What the exercise asks
Extract every line where the string "在审核贷款申请时" appears.

****************

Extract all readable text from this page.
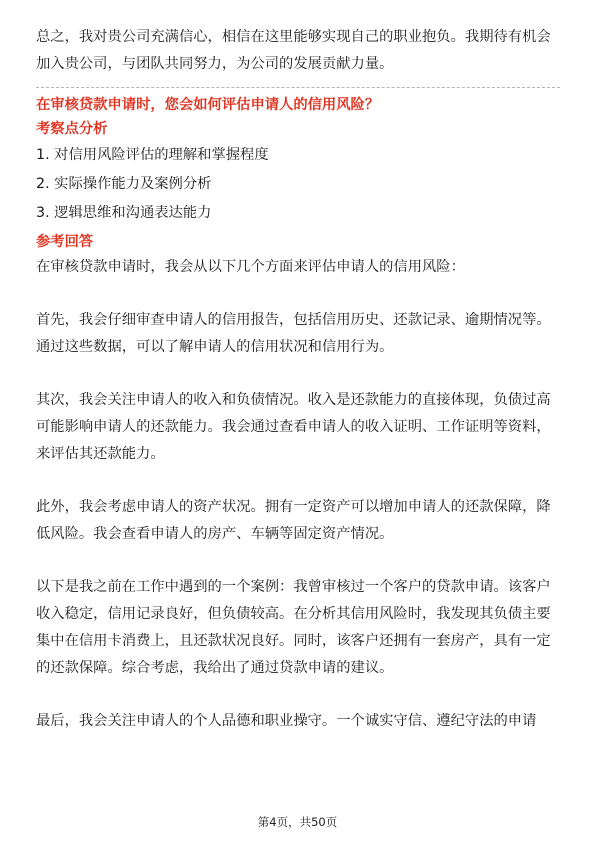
总之，我对贵公司充满信心，相信在这里能够实现自己的职业抱负。我期待有机会加入贵公司，与团队共同努力，为公司的发展贡献力量。

在审核贷款申请时，您会如何评估申请人的信用风险？
考察点分析
1. 对信用风险评估的理解和掌握程度
2. 实际操作能力及案例分析
3. 逻辑思维和沟通表达能力
参考回答

在审核贷款申请时，我会从以下几个方面来评估申请人的信用风险：

首先，我会仔细审查申请人的信用报告，包括信用历史、还款记录、逾期情况等。通过这些数据，可以了解申请人的信用状况和信用行为。

其次，我会关注申请人的收入和负债情况。收入是还款能力的直接体现，负债过高可能影响申请人的还款能力。我会通过查看申请人的收入证明、工作证明等资料，来评估其还款能力。

此外，我会考虑申请人的资产状况。拥有一定资产可以增加申请人的还款保障，降低风险。我会查看申请人的房产、车辆等固定资产情况。

以下是我之前在工作中遇到的一个案例：我曾审核过一个客户的贷款申请。该客户收入稳定，信用记录良好，但负债较高。在分析其信用风险时，我发现其负债主要集中在信用卡消费上，且还款状况良好。同时，该客户还拥有一套房产，具有一定的还款保障。综合考虑，我给出了通过贷款申请的建议。

最后，我会关注申请人的个人品德和职业操守。一个诚实守信、遵纪守法的申请

第4页，共50页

****************

Exercise result
在审核贷款申请时，您会如何评估申请人的信用风险？
在审核贷款申请时，我会从以下几个方面来评估申请人的信用风险：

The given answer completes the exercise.